## Directive
Copy out each line containing "Rotation" from the entries below.

## Supplied data
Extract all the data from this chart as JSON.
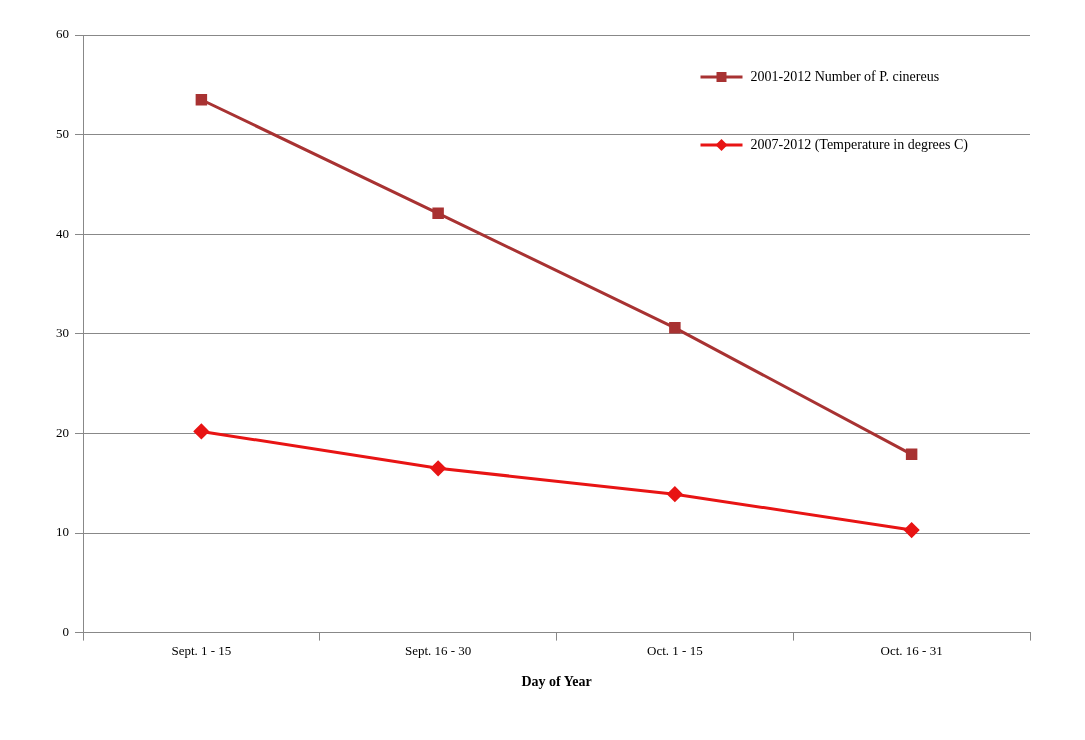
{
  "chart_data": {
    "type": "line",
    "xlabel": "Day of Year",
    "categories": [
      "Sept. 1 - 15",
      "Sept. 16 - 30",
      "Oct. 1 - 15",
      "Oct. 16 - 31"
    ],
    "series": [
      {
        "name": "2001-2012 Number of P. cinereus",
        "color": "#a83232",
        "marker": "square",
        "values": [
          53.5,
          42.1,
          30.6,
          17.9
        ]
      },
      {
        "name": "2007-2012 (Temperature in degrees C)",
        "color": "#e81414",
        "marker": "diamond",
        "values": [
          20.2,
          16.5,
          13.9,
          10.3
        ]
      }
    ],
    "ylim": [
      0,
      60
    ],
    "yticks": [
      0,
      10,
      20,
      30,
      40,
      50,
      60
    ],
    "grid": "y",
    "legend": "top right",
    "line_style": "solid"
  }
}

...

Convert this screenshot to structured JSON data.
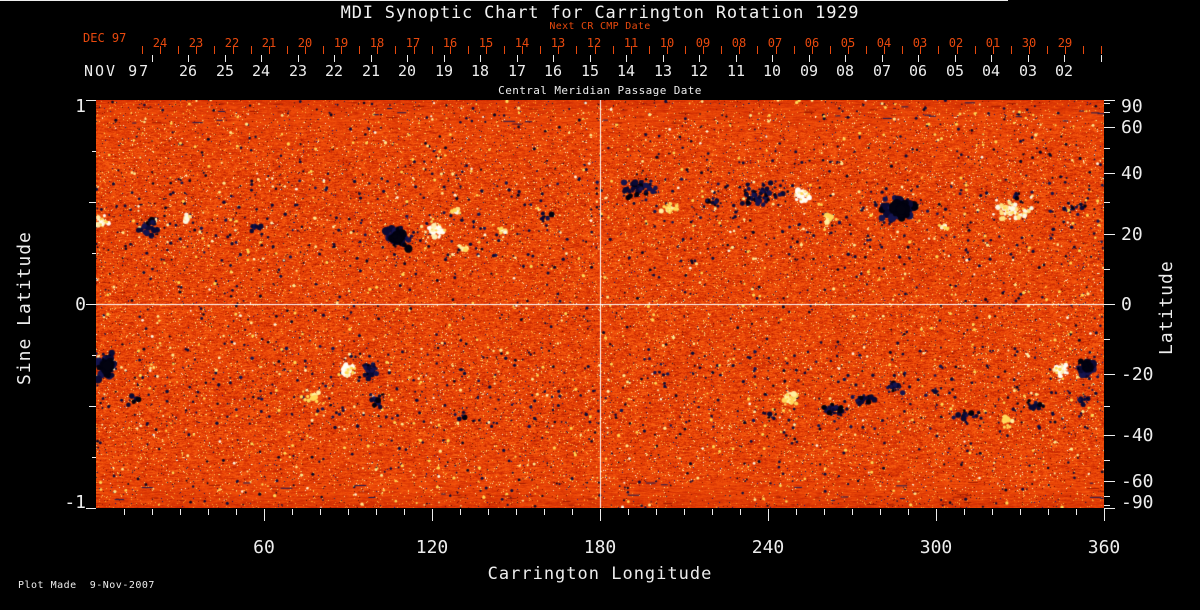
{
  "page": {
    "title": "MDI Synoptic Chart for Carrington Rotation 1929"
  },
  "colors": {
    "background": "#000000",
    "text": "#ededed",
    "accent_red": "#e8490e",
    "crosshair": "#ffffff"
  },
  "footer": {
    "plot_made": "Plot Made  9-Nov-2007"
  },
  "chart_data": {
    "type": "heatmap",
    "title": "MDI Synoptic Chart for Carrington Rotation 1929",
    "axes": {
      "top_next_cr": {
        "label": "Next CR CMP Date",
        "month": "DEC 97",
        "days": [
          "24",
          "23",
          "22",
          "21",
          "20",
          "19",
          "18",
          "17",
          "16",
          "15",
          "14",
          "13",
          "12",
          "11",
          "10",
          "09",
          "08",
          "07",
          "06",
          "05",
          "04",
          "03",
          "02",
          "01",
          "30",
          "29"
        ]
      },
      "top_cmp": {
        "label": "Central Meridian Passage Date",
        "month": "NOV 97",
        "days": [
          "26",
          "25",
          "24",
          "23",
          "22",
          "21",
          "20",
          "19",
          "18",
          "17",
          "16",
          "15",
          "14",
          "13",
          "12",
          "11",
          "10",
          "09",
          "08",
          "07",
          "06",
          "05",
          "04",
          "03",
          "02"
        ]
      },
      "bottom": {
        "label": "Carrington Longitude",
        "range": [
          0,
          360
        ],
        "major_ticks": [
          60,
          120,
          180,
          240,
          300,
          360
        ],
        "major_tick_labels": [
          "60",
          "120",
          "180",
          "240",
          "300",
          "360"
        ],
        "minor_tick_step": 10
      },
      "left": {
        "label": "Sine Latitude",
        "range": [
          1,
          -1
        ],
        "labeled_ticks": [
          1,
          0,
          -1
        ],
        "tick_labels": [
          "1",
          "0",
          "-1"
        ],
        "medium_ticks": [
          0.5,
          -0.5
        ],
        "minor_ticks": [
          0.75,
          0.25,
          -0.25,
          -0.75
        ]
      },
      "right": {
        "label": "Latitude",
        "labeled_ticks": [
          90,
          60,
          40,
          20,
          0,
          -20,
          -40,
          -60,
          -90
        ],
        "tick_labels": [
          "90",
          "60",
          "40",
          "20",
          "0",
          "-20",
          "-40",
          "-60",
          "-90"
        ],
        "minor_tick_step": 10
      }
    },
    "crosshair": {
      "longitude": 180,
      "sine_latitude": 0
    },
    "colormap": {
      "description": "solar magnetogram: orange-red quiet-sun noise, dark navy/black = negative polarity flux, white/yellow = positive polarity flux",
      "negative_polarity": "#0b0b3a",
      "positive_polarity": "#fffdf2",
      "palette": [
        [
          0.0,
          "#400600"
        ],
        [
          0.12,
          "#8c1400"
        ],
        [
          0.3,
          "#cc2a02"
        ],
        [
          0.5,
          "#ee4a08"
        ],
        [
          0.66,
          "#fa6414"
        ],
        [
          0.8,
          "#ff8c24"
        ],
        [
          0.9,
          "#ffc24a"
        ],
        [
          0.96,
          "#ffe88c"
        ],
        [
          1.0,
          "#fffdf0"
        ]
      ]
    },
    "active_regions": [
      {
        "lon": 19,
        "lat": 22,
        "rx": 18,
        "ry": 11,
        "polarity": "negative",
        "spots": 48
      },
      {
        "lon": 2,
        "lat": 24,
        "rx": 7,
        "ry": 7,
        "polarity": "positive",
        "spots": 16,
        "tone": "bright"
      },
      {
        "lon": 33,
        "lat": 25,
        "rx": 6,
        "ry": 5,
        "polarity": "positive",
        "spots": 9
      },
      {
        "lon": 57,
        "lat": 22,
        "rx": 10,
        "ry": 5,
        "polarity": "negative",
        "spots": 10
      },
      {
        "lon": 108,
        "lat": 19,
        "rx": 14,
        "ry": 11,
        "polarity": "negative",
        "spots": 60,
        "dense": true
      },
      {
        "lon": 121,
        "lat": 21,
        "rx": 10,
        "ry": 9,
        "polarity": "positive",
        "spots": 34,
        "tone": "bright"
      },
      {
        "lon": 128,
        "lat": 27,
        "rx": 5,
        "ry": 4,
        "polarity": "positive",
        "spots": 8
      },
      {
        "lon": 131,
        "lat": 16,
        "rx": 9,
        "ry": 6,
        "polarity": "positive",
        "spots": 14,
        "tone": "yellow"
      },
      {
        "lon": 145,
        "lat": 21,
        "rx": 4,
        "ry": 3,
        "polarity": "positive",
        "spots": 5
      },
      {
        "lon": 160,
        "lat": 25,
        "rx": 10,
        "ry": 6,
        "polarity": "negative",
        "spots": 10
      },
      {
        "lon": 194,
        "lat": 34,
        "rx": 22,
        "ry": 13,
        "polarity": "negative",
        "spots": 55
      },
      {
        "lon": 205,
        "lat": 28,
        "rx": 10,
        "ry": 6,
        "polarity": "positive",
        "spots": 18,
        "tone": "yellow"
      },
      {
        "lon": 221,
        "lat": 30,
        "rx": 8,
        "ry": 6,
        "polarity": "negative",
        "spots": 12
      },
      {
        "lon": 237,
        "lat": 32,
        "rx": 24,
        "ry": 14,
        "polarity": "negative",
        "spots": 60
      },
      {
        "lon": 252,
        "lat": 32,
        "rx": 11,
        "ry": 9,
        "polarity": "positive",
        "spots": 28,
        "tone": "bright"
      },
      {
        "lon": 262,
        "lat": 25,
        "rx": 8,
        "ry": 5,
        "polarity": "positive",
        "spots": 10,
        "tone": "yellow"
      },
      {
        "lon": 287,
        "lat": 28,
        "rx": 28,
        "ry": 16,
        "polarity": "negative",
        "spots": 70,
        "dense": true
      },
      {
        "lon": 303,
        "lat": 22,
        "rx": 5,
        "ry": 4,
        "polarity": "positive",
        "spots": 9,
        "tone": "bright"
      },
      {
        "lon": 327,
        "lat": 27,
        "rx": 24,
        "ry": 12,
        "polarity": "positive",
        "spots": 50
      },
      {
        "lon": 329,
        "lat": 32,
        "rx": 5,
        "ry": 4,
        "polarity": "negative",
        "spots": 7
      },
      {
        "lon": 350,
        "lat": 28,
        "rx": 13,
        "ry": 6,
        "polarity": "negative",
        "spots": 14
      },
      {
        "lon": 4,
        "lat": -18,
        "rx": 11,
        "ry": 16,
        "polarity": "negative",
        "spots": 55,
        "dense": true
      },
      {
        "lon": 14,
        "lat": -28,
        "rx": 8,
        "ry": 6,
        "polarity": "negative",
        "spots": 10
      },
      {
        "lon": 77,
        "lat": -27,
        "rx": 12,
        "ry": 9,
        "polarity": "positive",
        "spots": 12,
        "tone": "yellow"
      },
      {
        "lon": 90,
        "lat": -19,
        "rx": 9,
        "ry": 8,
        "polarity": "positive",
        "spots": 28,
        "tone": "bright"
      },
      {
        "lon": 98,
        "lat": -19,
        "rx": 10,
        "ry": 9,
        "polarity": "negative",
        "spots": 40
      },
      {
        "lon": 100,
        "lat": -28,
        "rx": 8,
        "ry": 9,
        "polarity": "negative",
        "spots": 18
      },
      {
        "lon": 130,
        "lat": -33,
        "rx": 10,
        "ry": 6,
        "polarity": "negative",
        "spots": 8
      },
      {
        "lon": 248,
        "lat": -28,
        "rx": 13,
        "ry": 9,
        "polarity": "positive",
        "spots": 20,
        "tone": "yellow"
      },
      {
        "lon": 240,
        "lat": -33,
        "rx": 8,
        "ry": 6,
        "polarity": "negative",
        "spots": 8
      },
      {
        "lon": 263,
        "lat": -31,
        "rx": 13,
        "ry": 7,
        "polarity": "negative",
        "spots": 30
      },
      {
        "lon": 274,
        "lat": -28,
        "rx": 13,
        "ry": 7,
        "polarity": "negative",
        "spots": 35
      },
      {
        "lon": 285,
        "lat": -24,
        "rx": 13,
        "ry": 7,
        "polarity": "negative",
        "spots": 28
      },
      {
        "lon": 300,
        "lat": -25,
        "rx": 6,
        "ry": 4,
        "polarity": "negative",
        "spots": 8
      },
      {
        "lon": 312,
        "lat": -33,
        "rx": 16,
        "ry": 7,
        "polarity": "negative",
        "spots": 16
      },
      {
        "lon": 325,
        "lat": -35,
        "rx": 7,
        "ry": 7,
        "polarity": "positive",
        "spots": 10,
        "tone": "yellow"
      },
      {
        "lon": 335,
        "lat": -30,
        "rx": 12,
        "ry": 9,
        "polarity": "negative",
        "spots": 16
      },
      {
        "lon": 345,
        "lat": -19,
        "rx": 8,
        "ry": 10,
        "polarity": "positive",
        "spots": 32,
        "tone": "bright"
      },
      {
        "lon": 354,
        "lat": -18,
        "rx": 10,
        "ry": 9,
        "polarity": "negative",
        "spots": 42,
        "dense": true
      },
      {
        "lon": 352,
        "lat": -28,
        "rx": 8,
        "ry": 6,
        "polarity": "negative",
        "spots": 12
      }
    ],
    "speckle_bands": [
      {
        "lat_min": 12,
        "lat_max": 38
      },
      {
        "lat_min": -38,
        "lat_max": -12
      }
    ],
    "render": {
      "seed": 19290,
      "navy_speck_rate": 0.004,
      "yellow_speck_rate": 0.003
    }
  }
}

## Correct output
    "title": "MDI Synoptic Chart for Carrington Rotation 1929"
    "title": "MDI Synoptic Chart for Carrington Rotation 1929",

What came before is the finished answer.